Record set:
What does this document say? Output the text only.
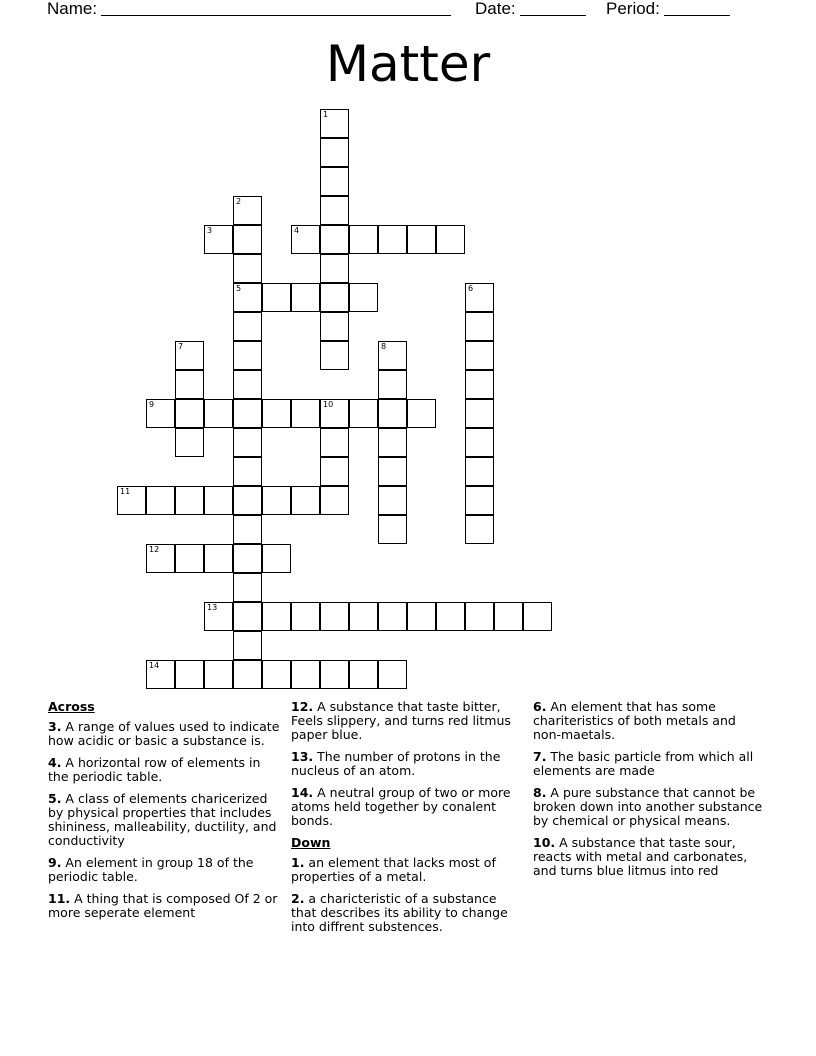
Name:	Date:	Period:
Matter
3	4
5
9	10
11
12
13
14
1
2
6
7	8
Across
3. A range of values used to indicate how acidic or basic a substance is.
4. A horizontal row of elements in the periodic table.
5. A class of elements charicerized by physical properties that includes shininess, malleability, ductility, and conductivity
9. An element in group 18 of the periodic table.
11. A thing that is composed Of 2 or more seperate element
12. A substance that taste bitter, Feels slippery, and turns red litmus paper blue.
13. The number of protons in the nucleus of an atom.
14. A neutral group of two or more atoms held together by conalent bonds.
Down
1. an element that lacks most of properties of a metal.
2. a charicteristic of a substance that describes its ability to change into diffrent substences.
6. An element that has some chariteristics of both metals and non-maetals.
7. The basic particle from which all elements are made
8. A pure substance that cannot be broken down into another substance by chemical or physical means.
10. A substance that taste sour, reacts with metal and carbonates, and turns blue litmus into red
...
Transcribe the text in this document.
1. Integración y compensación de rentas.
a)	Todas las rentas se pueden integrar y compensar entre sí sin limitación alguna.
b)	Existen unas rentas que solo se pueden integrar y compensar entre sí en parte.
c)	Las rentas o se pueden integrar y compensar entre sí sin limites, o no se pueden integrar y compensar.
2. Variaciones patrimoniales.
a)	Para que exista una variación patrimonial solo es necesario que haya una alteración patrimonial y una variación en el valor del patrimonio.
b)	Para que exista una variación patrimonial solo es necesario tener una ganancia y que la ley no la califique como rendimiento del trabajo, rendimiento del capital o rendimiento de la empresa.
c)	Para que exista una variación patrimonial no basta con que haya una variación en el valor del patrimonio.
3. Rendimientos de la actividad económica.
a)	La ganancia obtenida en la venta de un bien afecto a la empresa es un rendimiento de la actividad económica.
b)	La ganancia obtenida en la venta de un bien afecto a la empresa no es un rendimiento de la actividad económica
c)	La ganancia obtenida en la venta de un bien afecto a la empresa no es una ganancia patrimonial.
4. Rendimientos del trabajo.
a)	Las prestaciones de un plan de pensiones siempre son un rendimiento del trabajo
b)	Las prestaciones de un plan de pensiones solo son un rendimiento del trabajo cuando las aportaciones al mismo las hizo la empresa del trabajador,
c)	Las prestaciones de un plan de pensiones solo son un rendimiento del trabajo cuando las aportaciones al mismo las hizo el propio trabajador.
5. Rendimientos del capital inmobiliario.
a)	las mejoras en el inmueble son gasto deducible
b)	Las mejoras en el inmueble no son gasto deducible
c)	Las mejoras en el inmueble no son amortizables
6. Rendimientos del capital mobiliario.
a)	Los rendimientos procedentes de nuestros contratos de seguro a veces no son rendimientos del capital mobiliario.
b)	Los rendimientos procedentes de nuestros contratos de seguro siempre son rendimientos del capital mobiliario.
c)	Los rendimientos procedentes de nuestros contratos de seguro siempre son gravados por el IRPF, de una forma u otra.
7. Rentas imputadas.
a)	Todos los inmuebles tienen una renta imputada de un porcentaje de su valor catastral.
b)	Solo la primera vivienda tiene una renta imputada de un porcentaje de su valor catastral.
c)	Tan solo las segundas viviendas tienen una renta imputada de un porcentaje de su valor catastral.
--
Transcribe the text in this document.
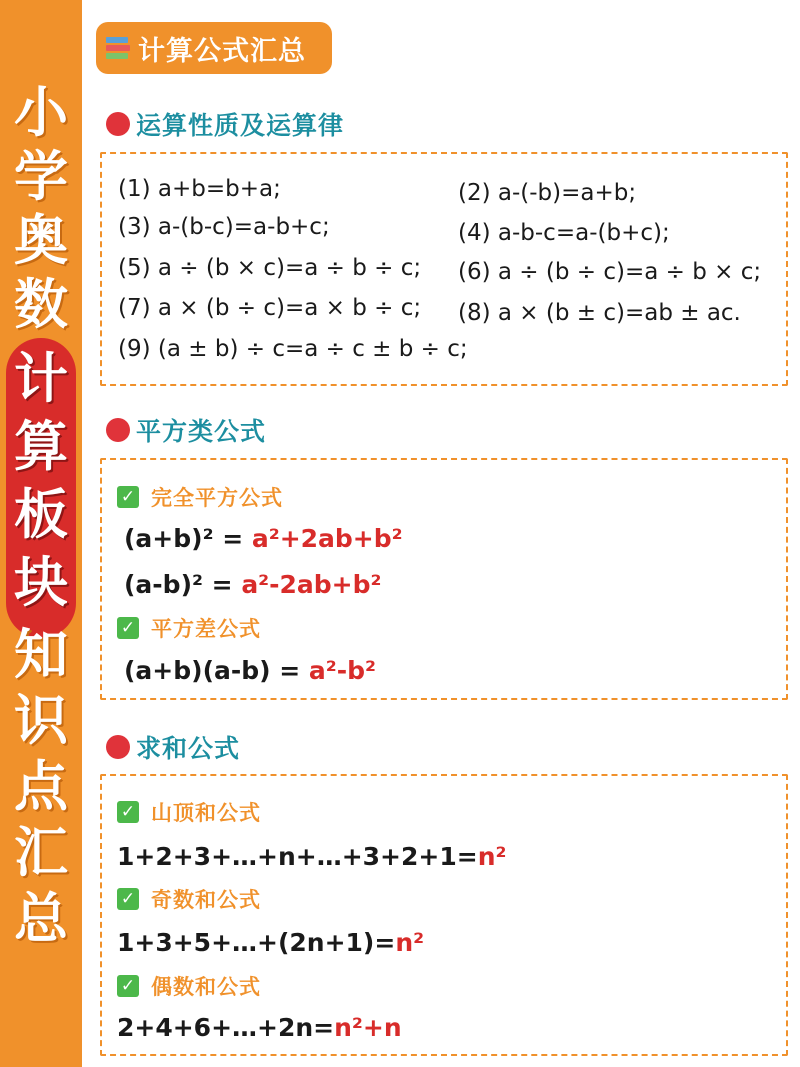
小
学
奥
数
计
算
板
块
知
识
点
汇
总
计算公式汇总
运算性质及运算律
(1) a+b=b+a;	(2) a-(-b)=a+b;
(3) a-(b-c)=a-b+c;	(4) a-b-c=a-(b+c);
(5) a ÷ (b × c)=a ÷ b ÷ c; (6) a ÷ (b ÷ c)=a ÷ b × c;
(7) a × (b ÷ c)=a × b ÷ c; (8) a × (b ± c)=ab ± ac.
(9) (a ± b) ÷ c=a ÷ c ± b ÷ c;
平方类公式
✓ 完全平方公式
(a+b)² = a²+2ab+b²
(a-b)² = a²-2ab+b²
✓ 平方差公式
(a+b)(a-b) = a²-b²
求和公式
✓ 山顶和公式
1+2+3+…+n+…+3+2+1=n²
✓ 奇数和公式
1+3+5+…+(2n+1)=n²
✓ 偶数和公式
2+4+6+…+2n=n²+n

Directions: Count the lines in the material above where the string "venta" appears, then state only that count.

Exercise response: 3